··· Input

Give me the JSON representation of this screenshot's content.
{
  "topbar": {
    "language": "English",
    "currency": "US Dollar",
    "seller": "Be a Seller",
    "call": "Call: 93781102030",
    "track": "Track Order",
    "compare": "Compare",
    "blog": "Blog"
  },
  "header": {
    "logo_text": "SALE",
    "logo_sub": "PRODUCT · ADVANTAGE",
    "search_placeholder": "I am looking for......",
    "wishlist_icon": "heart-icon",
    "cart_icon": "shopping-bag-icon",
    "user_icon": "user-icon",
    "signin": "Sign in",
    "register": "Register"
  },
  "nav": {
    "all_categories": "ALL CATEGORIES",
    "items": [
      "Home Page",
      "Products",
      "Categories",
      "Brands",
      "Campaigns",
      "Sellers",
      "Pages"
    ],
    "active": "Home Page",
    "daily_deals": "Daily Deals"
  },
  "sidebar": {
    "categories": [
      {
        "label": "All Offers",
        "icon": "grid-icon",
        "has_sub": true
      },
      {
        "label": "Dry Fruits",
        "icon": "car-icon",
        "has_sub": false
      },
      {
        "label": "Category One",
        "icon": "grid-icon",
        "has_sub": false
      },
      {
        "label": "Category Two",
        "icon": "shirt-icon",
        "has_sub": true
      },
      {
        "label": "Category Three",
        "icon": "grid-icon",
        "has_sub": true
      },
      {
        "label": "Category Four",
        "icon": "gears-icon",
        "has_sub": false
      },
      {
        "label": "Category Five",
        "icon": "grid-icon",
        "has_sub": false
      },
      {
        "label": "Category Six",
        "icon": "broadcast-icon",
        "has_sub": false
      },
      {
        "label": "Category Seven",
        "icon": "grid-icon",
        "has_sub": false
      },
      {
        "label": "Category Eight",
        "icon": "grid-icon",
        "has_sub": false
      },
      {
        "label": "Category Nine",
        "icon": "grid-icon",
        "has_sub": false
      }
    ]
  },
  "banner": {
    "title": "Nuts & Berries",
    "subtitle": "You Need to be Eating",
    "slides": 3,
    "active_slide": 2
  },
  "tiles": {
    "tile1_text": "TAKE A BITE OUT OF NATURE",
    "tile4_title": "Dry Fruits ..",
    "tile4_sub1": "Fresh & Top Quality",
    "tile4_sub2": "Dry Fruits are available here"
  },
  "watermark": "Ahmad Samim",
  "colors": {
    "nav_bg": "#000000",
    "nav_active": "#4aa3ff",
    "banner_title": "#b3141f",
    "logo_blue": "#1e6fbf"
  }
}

······

### Exercise brief
Check each line of the entries above, and show every one holding the word "Fruits".

### Solved problem
        "label": "Dry Fruits",
    "tile4_title": "Dry Fruits ..",
    "tile4_sub2": "Dry Fruits are available here"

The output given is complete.